[BEGIN Given data]

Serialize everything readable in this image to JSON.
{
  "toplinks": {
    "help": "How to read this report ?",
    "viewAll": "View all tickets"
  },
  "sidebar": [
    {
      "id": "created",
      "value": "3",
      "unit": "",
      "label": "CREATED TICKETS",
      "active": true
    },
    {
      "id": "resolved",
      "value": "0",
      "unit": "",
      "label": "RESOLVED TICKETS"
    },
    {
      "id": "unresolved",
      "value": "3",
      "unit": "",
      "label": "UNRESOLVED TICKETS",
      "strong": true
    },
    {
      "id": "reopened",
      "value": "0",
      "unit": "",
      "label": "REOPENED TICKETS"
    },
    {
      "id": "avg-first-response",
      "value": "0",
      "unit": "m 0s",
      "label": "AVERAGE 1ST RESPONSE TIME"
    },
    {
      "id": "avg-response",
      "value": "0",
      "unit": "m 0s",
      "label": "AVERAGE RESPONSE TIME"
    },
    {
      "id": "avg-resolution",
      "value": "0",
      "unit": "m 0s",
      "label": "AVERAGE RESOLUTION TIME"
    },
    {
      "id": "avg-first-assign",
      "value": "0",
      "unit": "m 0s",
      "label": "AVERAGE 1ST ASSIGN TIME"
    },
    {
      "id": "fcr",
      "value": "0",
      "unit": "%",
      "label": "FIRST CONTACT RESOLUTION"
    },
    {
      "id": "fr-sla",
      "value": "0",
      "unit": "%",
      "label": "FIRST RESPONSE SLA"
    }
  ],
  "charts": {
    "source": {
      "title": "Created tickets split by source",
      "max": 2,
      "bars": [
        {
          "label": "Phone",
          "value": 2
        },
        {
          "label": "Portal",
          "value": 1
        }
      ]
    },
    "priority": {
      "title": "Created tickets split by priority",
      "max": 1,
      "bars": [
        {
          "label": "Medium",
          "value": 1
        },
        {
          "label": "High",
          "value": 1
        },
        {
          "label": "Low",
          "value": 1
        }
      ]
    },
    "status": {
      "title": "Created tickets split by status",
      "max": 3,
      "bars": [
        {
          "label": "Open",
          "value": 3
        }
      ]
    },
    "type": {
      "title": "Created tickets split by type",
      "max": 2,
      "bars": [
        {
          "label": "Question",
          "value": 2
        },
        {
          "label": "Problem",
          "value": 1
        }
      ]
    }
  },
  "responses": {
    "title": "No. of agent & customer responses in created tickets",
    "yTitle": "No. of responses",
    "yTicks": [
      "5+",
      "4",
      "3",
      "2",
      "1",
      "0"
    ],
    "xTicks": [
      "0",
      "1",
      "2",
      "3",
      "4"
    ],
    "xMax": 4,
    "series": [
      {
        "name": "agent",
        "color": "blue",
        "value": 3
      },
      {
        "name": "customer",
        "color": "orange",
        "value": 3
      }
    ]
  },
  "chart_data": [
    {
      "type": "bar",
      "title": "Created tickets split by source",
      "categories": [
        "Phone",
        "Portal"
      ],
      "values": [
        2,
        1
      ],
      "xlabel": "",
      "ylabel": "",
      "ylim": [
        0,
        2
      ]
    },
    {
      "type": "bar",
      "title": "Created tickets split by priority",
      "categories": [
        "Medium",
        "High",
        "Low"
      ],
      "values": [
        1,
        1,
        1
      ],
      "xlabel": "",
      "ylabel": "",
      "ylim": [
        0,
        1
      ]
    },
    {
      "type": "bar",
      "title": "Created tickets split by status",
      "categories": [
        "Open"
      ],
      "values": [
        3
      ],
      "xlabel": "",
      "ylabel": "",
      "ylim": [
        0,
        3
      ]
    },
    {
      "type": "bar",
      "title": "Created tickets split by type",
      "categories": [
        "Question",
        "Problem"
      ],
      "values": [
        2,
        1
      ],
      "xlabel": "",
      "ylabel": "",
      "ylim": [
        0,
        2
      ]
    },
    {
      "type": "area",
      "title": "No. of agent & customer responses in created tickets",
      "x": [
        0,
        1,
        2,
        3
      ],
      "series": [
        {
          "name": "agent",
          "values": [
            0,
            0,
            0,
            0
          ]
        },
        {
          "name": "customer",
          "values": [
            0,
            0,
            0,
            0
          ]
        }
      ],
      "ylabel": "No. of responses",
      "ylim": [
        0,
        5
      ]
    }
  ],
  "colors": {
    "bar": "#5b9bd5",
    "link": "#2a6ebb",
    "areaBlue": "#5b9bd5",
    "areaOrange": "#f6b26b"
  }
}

[END Given data]

Work instructions | Return the whole listing exactly.

Response |
Serialize everything readable in this image to JSON.
{
  "toplinks": {
    "help": "How to read this report ?",
    "viewAll": "View all tickets"
  },
  "sidebar": [
    {
      "id": "created",
      "value": "3",
      "unit": "",
      "label": "CREATED TICKETS",
      "active": true
    },
    {
      "id": "resolved",
      "value": "0",
      "unit": "",
      "label": "RESOLVED TICKETS"
    },
    {
      "id": "unresolved",
      "value": "3",
      "unit": "",
      "label": "UNRESOLVED TICKETS",
      "strong": true
    },
    {
      "id": "reopened",
      "value": "0",
      "unit": "",
      "label": "REOPENED TICKETS"
    },
    {
      "id": "avg-first-response",
      "value": "0",
      "unit": "m 0s",
      "label": "AVERAGE 1ST RESPONSE TIME"
    },
    {
      "id": "avg-response",
      "value": "0",
      "unit": "m 0s",
      "label": "AVERAGE RESPONSE TIME"
    },
    {
      "id": "avg-resolution",
      "value": "0",
      "unit": "m 0s",
      "label": "AVERAGE RESOLUTION TIME"
    },
    {
      "id": "avg-first-assign",
      "value": "0",
      "unit": "m 0s",
      "label": "AVERAGE 1ST ASSIGN TIME"
    },
    {
      "id": "fcr",
      "value": "0",
      "unit": "%",
      "label": "FIRST CONTACT RESOLUTION"
    },
    {
      "id": "fr-sla",
      "value": "0",
      "unit": "%",
      "label": "FIRST RESPONSE SLA"
    }
  ],
  "charts": {
    "source": {
      "title": "Created tickets split by source",
      "max": 2,
      "bars": [
        {
          "label": "Phone",
          "value": 2
        },
        {
          "label": "Portal",
          "value": 1
        }
      ]
    },
    "priority": {
      "title": "Created tickets split by priority",
      "max": 1,
      "bars": [
        {
          "label": "Medium",
          "value": 1
        },
        {
          "label": "High",
          "value": 1
        },
        {
          "label": "Low",
          "value": 1
        }
      ]
    },
    "status": {
      "title": "Created tickets split by status",
      "max": 3,
      "bars": [
        {
          "label": "Open",
          "value": 3
        }
      ]
    },
    "type": {
      "title": "Created tickets split by type",
      "max": 2,
      "bars": [
        {
          "label": "Question",
          "value": 2
        },
        {
          "label": "Problem",
          "value": 1
        }
      ]
    }
  },
  "responses": {
    "title": "No. of agent & customer responses in created tickets",
    "yTitle": "No. of responses",
    "yTicks": [
      "5+",
      "4",
      "3",
      "2",
      "1",
      "0"
    ],
    "xTicks": [
      "0",
      "1",
      "2",
      "3",
      "4"
    ],
    "xMax": 4,
    "series": [
      {
        "name": "agent",
        "color": "blue",
        "value": 3
      },
      {
        "name": "customer",
        "color": "orange",
        "value": 3
      }
    ]
  },
  "chart_data": [
    {
      "type": "bar",
      "title": "Created tickets split by source",
      "categories": [
        "Phone",
        "Portal"
      ],
      "values": [
        2,
        1
      ],
      "xlabel": "",
      "ylabel": "",
      "ylim": [
        0,
        2
      ]
    },
    {
      "type": "bar",
      "title": "Created tickets split by priority",
      "categories": [
        "Medium",
        "High",
        "Low"
      ],
      "values": [
        1,
        1,
        1
      ],
      "xlabel": "",
      "ylabel": "",
      "ylim": [
        0,
        1
      ]
    },
    {
      "type": "bar",
      "title": "Created tickets split by status",
      "categories": [
        "Open"
      ],
      "values": [
        3
      ],
      "xlabel": "",
      "ylabel": "",
      "ylim": [
        0,
        3
      ]
    },
    {
      "type": "bar",
      "title": "Created tickets split by type",
      "categories": [
        "Question",
        "Problem"
      ],
      "values": [
        2,
        1
      ],
      "xlabel": "",
      "ylabel": "",
      "ylim": [
        0,
        2
      ]
    },
    {
      "type": "area",
      "title": "No. of agent & customer responses in created tickets",
      "x": [
        0,
        1,
        2,
        3
      ],
      "series": [
        {
          "name": "agent",
          "values": [
            0,
            0,
            0,
            0
          ]
        },
        {
          "name": "customer",
          "values": [
            0,
            0,
            0,
            0
          ]
        }
      ],
      "ylabel": "No. of responses",
      "ylim": [
        0,
        5
      ]
    }
  ],
  "colors": {
    "bar": "#5b9bd5",
    "link": "#2a6ebb",
    "areaBlue": "#5b9bd5",
    "areaOrange": "#f6b26b"
  }
}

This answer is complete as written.